- [What is needed]:
Output each entry verbatim and exclude every picture from it.
● ● ● ●
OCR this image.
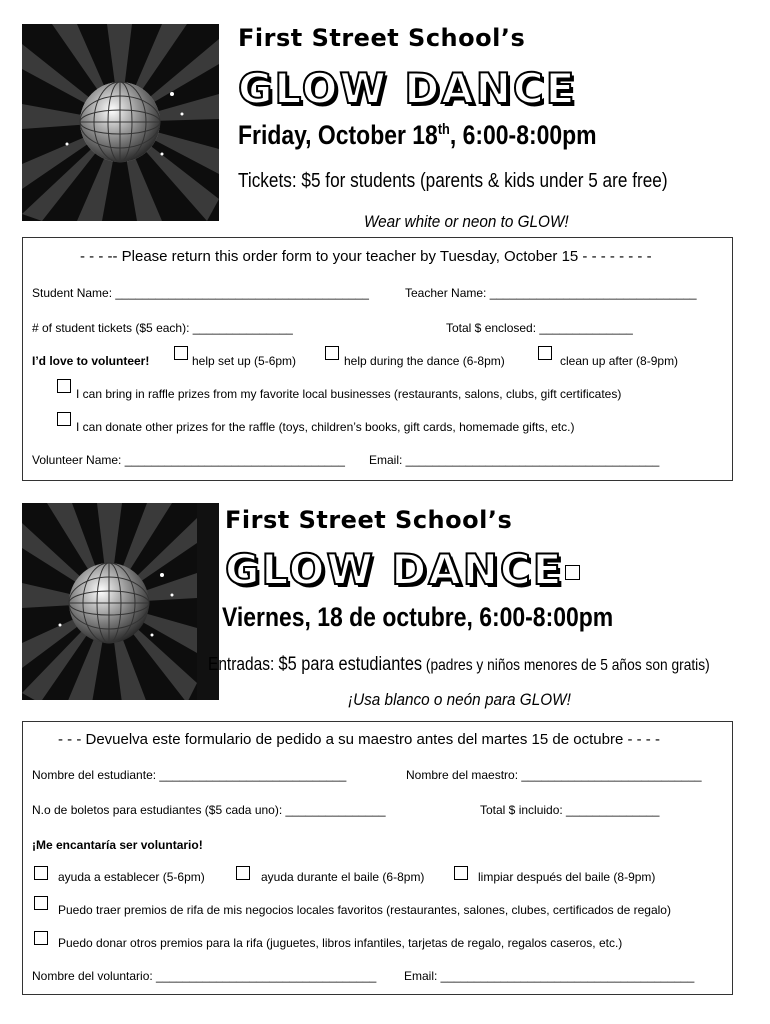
First Street School’s
GLOW DANCE
Friday, October 18th, 6:00-8:00pm
Tickets: $5 for students (parents & kids under 5 are free)
Wear white or neon to GLOW!
- - - -- Please return this order form to your teacher by Tuesday, October 15 - - - - - - - -
Student Name: ______________________________________	Teacher Name: _______________________________
# of student tickets ($5 each): _______________	Total $ enclosed: ______________
I’d love to volunteer!	help set up (5-6pm)	help during the dance (6-8pm)	clean up after (8-9pm)
I can bring in raffle prizes from my favorite local businesses (restaurants, salons, clubs, gift certificates)
I can donate other prizes for the raffle (toys, children’s books, gift cards, homemade gifts, etc.)
Volunteer Name: _________________________________ Email: ______________________________________
First Street School’s
GLOW DANCE
Viernes, 18 de octubre, 6:00-8:00pm
Entradas: $5 para estudiantes (padres y niños menores de 5 años son gratis)
¡Usa blanco o neón para GLOW!
- - - Devuelva este formulario de pedido a su maestro antes del martes 15 de octubre - - - -
Nombre del estudiante: ____________________________	Nombre del maestro: ___________________________
N.o de boletos para estudiantes ($5 cada uno): _______________	Total $ incluido: ______________
¡Me encantaría ser voluntario!
ayuda a establecer (5-6pm)	ayuda durante el baile (6-8pm)	limpiar después del baile (8-9pm)
Puedo traer premios de rifa de mis negocios locales favoritos (restaurantes, salones, clubes, certificados de regalo)
Puedo donar otros premios para la rifa (juguetes, libros infantiles, tarjetas de regalo, regalos caseros, etc.)
Nombre del voluntario: _________________________________ Email: ______________________________________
● ● ● ●
- [The completed task]:
OCR this image.
First Street School’s
GLOW DANCE
Friday, October 18th, 6:00-8:00pm
Tickets: $5 for students (parents & kids under 5 are free)
Wear white or neon to GLOW!
- - - -- Please return this order form to your teacher by Tuesday, October 15 - - - - - - - -
Student Name: ______________________________________	Teacher Name: _______________________________
# of student tickets ($5 each): _______________	Total $ enclosed: ______________
I’d love to volunteer!	help set up (5-6pm)	help during the dance (6-8pm)	clean up after (8-9pm)
I can bring in raffle prizes from my favorite local businesses (restaurants, salons, clubs, gift certificates)
I can donate other prizes for the raffle (toys, children’s books, gift cards, homemade gifts, etc.)
Volunteer Name: _________________________________ Email: ______________________________________
First Street School’s
GLOW DANCE
Viernes, 18 de octubre, 6:00-8:00pm
Entradas: $5 para estudiantes (padres y niños menores de 5 años son gratis)
¡Usa blanco o neón para GLOW!
- - - Devuelva este formulario de pedido a su maestro antes del martes 15 de octubre - - - -
Nombre del estudiante: ____________________________	Nombre del maestro: ___________________________
N.o de boletos para estudiantes ($5 cada uno): _______________	Total $ incluido: ______________
¡Me encantaría ser voluntario!
ayuda a establecer (5-6pm)	ayuda durante el baile (6-8pm)	limpiar después del baile (8-9pm)
Puedo traer premios de rifa de mis negocios locales favoritos (restaurantes, salones, clubes, certificados de regalo)
Puedo donar otros premios para la rifa (juguetes, libros infantiles, tarjetas de regalo, regalos caseros, etc.)
Nombre del voluntario: _________________________________ Email: ______________________________________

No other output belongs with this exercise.